#### Given exercise
In your copy, reproduce the entries exactly as they are, minus the images.
[start of Exercise data]
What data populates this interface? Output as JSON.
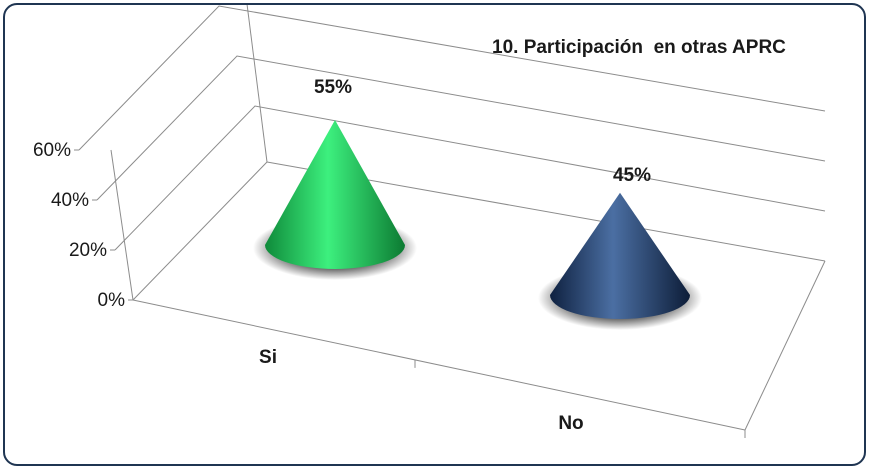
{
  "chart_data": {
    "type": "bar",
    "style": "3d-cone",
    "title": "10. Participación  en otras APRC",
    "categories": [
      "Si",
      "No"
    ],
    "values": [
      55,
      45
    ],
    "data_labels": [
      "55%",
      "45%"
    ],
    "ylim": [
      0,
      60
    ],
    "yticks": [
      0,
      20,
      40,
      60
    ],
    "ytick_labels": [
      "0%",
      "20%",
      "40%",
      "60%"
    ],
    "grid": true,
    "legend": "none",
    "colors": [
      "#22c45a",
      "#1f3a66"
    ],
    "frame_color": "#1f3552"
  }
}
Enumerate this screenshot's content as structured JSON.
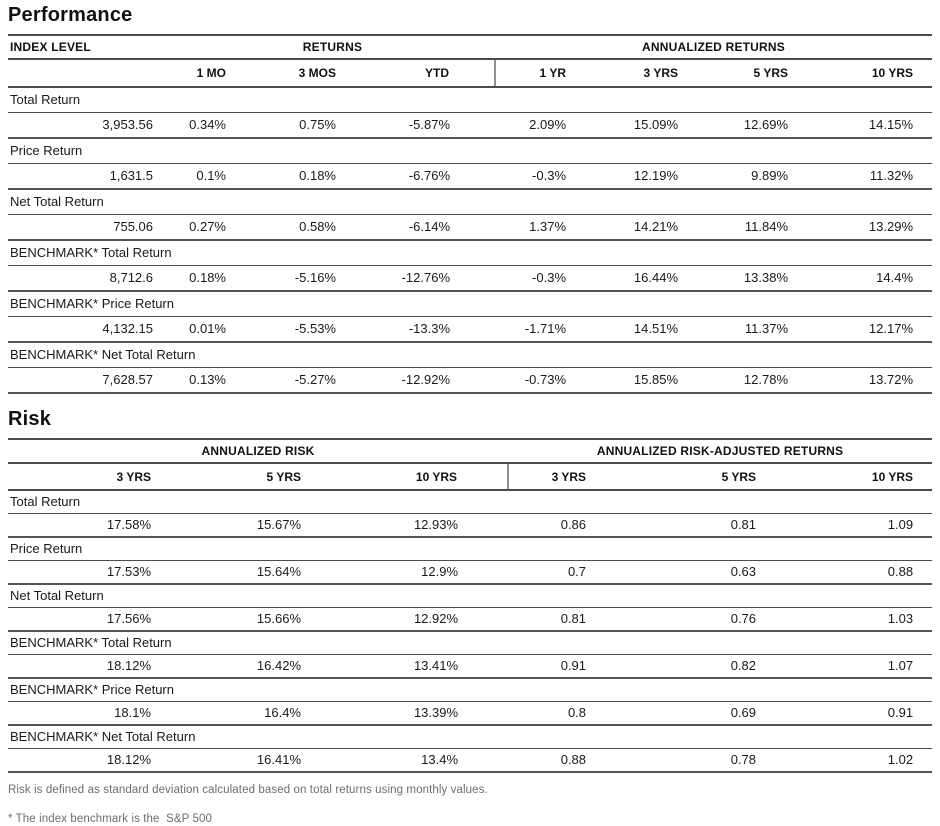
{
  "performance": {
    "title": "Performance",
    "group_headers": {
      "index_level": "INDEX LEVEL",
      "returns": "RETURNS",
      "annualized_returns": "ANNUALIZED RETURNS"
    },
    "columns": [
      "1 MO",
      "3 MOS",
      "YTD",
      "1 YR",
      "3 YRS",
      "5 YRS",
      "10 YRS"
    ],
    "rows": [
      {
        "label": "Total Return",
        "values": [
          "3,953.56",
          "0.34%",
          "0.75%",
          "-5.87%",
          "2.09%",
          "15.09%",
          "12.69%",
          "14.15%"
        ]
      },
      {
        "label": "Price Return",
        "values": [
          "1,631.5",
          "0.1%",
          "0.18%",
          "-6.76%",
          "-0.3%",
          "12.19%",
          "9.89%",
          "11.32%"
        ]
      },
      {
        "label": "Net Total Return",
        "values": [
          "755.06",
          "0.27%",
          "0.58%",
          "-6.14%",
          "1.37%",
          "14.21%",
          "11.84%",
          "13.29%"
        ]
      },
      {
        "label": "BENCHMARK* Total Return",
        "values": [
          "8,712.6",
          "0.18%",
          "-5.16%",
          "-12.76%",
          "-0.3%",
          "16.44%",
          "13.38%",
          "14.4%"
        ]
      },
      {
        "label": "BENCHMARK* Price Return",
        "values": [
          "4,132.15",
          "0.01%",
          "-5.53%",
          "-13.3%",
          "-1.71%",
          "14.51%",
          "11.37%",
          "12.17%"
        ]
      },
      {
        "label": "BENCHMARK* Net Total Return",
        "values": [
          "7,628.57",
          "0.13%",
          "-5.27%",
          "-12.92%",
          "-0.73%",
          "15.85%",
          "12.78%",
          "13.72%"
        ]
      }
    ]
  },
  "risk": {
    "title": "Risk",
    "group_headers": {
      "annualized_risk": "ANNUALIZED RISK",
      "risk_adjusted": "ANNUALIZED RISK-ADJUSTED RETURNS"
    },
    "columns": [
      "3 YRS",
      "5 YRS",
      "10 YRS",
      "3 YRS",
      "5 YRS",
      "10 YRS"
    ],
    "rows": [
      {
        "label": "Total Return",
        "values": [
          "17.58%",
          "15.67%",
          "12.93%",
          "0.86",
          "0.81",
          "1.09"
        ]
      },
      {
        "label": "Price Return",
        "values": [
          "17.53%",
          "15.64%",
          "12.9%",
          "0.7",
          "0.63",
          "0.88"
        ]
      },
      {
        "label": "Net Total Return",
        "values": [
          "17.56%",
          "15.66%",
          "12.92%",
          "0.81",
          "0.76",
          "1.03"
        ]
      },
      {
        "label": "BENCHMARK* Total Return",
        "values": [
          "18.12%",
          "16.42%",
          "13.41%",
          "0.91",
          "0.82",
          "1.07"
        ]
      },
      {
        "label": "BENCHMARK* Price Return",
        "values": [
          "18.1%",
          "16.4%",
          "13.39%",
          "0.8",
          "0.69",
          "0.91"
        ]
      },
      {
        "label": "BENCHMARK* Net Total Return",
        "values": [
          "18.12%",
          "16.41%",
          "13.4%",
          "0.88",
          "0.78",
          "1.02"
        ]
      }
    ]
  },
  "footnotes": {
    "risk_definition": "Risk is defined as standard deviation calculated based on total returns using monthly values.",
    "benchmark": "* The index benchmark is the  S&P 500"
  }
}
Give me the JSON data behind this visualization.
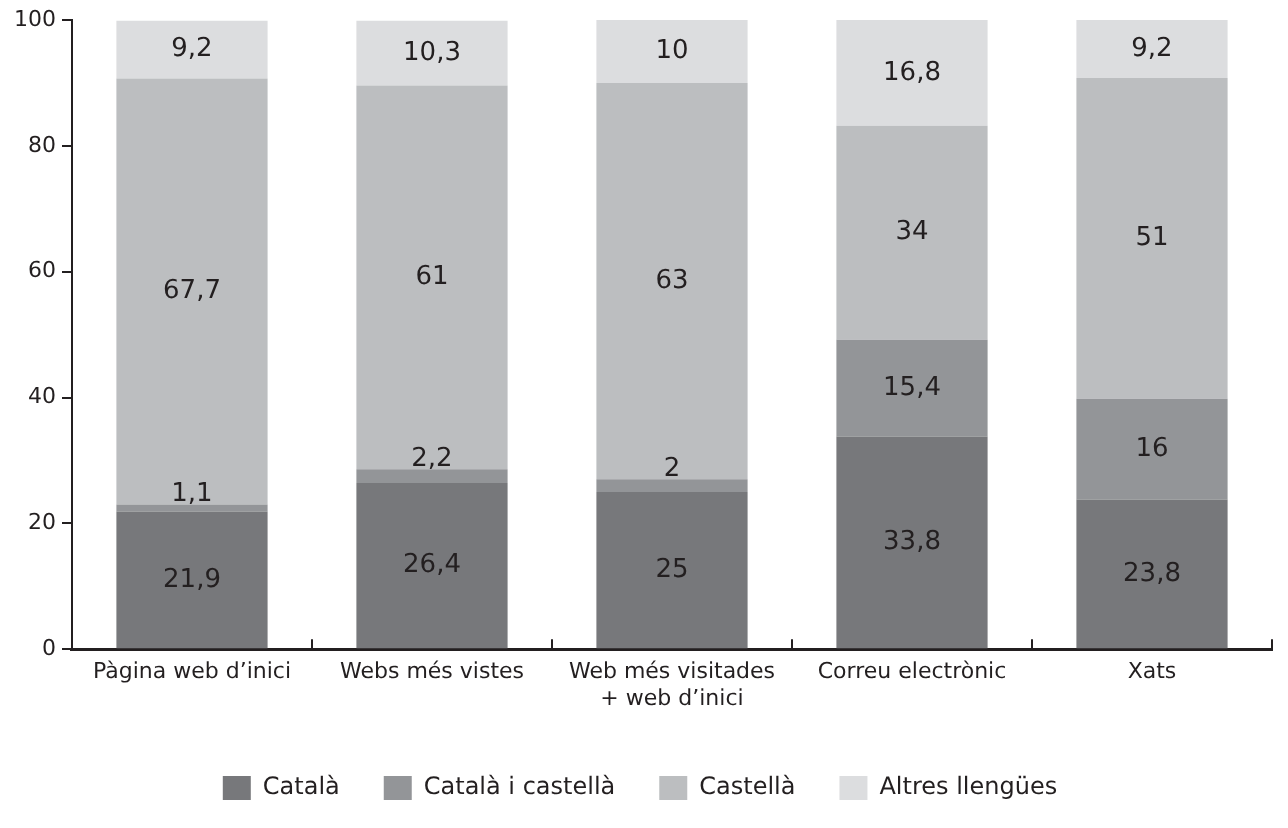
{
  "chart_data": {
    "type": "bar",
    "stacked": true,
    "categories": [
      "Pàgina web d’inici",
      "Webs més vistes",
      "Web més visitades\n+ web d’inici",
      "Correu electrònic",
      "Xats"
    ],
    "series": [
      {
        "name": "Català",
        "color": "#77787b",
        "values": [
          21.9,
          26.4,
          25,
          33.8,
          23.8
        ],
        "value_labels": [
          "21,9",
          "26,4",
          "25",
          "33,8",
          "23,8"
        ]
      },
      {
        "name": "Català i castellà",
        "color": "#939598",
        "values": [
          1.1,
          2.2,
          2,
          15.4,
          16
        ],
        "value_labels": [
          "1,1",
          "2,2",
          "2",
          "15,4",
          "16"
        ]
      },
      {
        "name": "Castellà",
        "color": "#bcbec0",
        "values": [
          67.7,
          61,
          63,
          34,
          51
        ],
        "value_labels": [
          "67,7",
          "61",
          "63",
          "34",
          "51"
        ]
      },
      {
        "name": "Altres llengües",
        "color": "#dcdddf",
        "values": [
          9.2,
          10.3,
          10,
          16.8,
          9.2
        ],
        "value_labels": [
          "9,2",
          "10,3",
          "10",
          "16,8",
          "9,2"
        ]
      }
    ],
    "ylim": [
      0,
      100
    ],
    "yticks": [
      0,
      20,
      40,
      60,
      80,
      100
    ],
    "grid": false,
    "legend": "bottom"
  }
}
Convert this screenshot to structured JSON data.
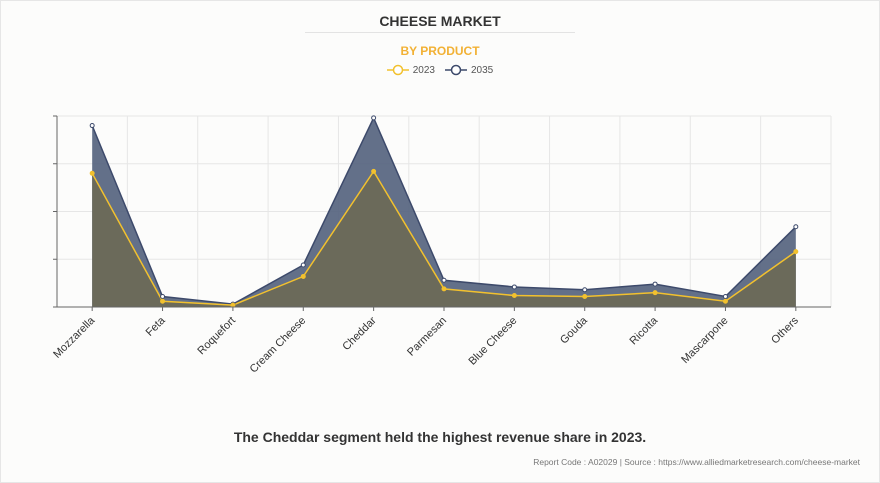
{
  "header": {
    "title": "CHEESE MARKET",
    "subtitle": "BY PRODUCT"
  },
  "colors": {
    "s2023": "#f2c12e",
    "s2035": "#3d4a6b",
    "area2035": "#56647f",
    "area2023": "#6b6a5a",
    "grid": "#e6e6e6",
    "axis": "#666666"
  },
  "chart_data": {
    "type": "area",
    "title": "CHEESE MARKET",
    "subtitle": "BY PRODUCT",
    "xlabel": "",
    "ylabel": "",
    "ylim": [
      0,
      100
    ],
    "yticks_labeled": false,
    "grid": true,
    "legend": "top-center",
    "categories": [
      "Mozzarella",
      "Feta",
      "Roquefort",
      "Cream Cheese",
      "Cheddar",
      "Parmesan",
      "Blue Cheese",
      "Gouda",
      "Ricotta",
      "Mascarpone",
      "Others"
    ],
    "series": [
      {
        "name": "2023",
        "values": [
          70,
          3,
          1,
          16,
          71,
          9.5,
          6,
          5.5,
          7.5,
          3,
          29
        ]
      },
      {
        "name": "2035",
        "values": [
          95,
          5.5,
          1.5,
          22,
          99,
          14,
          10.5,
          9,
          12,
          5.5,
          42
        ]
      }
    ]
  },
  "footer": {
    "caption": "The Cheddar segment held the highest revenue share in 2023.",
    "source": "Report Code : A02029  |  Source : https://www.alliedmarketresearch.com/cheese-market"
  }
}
[end of Exercise data]
#### Expected answer
What data populates this interface? Output as JSON.
{
  "chart_data": {
    "type": "bar",
    "style": "3d-cone",
    "title": "10. Participación  en otras APRC",
    "categories": [
      "Si",
      "No"
    ],
    "values": [
      55,
      45
    ],
    "data_labels": [
      "55%",
      "45%"
    ],
    "ylim": [
      0,
      60
    ],
    "yticks": [
      0,
      20,
      40,
      60
    ],
    "ytick_labels": [
      "0%",
      "20%",
      "40%",
      "60%"
    ],
    "grid": true,
    "legend": "none",
    "colors": [
      "#22c45a",
      "#1f3a66"
    ],
    "frame_color": "#1f3552"
  }
}
Enumerate this screenshot's content as structured JSON.
{
  "performance": {
    "title": "Performance",
    "group_headers": {
      "index_level": "INDEX LEVEL",
      "returns": "RETURNS",
      "annualized_returns": "ANNUALIZED RETURNS"
    },
    "columns": [
      "1 MO",
      "3 MOS",
      "YTD",
      "1 YR",
      "3 YRS",
      "5 YRS",
      "10 YRS"
    ],
    "rows": [
      {
        "label": "Total Return",
        "values": [
          "3,953.56",
          "0.34%",
          "0.75%",
          "-5.87%",
          "2.09%",
          "15.09%",
          "12.69%",
          "14.15%"
        ]
      },
      {
        "label": "Price Return",
        "values": [
          "1,631.5",
          "0.1%",
          "0.18%",
          "-6.76%",
          "-0.3%",
          "12.19%",
          "9.89%",
          "11.32%"
        ]
      },
      {
        "label": "Net Total Return",
        "values": [
          "755.06",
          "0.27%",
          "0.58%",
          "-6.14%",
          "1.37%",
          "14.21%",
          "11.84%",
          "13.29%"
        ]
      },
      {
        "label": "BENCHMARK* Total Return",
        "values": [
          "8,712.6",
          "0.18%",
          "-5.16%",
          "-12.76%",
          "-0.3%",
          "16.44%",
          "13.38%",
          "14.4%"
        ]
      },
      {
        "label": "BENCHMARK* Price Return",
        "values": [
          "4,132.15",
          "0.01%",
          "-5.53%",
          "-13.3%",
          "-1.71%",
          "14.51%",
          "11.37%",
          "12.17%"
        ]
      },
      {
        "label": "BENCHMARK* Net Total Return",
        "values": [
          "7,628.57",
          "0.13%",
          "-5.27%",
          "-12.92%",
          "-0.73%",
          "15.85%",
          "12.78%",
          "13.72%"
        ]
      }
    ]
  },
  "risk": {
    "title": "Risk",
    "group_headers": {
      "annualized_risk": "ANNUALIZED RISK",
      "risk_adjusted": "ANNUALIZED RISK-ADJUSTED RETURNS"
    },
    "columns": [
      "3 YRS",
      "5 YRS",
      "10 YRS",
      "3 YRS",
      "5 YRS",
      "10 YRS"
    ],
    "rows": [
      {
        "label": "Total Return",
        "values": [
          "17.58%",
          "15.67%",
          "12.93%",
          "0.86",
          "0.81",
          "1.09"
        ]
      },
      {
        "label": "Price Return",
        "values": [
          "17.53%",
          "15.64%",
          "12.9%",
          "0.7",
          "0.63",
          "0.88"
        ]
      },
      {
        "label": "Net Total Return",
        "values": [
          "17.56%",
          "15.66%",
          "12.92%",
          "0.81",
          "0.76",
          "1.03"
        ]
      },
      {
        "label": "BENCHMARK* Total Return",
        "values": [
          "18.12%",
          "16.42%",
          "13.41%",
          "0.91",
          "0.82",
          "1.07"
        ]
      },
      {
        "label": "BENCHMARK* Price Return",
        "values": [
          "18.1%",
          "16.4%",
          "13.39%",
          "0.8",
          "0.69",
          "0.91"
        ]
      },
      {
        "label": "BENCHMARK* Net Total Return",
        "values": [
          "18.12%",
          "16.41%",
          "13.4%",
          "0.88",
          "0.78",
          "1.02"
        ]
      }
    ]
  },
  "footnotes": {
    "risk_definition": "Risk is defined as standard deviation calculated based on total returns using monthly values.",
    "benchmark": "* The index benchmark is the  S&P 500"
  }
}
Give me the JSON data behind this visualization.
{
  "chart_data": {
    "type": "bar",
    "stacked": true,
    "categories": [
      "Pàgina web d’inici",
      "Webs més vistes",
      "Web més visitades\n+ web d’inici",
      "Correu electrònic",
      "Xats"
    ],
    "series": [
      {
        "name": "Català",
        "color": "#77787b",
        "values": [
          21.9,
          26.4,
          25,
          33.8,
          23.8
        ],
        "value_labels": [
          "21,9",
          "26,4",
          "25",
          "33,8",
          "23,8"
        ]
      },
      {
        "name": "Català i castellà",
        "color": "#939598",
        "values": [
          1.1,
          2.2,
          2,
          15.4,
          16
        ],
        "value_labels": [
          "1,1",
          "2,2",
          "2",
          "15,4",
          "16"
        ]
      },
      {
        "name": "Castellà",
        "color": "#bcbec0",
        "values": [
          67.7,
          61,
          63,
          34,
          51
        ],
        "value_labels": [
          "67,7",
          "61",
          "63",
          "34",
          "51"
        ]
      },
      {
        "name": "Altres llengües",
        "color": "#dcdddf",
        "values": [
          9.2,
          10.3,
          10,
          16.8,
          9.2
        ],
        "value_labels": [
          "9,2",
          "10,3",
          "10",
          "16,8",
          "9,2"
        ]
      }
    ],
    "ylim": [
      0,
      100
    ],
    "yticks": [
      0,
      20,
      40,
      60,
      80,
      100
    ],
    "grid": false,
    "legend": "bottom"
  }
}
Convert this screenshot to structured JSON data.
{
  "header": {
    "title": "CHEESE MARKET",
    "subtitle": "BY PRODUCT"
  },
  "colors": {
    "s2023": "#f2c12e",
    "s2035": "#3d4a6b",
    "area2035": "#56647f",
    "area2023": "#6b6a5a",
    "grid": "#e6e6e6",
    "axis": "#666666"
  },
  "chart_data": {
    "type": "area",
    "title": "CHEESE MARKET",
    "subtitle": "BY PRODUCT",
    "xlabel": "",
    "ylabel": "",
    "ylim": [
      0,
      100
    ],
    "yticks_labeled": false,
    "grid": true,
    "legend": "top-center",
    "categories": [
      "Mozzarella",
      "Feta",
      "Roquefort",
      "Cream Cheese",
      "Cheddar",
      "Parmesan",
      "Blue Cheese",
      "Gouda",
      "Ricotta",
      "Mascarpone",
      "Others"
    ],
    "series": [
      {
        "name": "2023",
        "values": [
          70,
          3,
          1,
          16,
          71,
          9.5,
          6,
          5.5,
          7.5,
          3,
          29
        ]
      },
      {
        "name": "2035",
        "values": [
          95,
          5.5,
          1.5,
          22,
          99,
          14,
          10.5,
          9,
          12,
          5.5,
          42
        ]
      }
    ]
  },
  "footer": {
    "caption": "The Cheddar segment held the highest revenue share in 2023.",
    "source": "Report Code : A02029  |  Source : https://www.alliedmarketresearch.com/cheese-market"
  }
}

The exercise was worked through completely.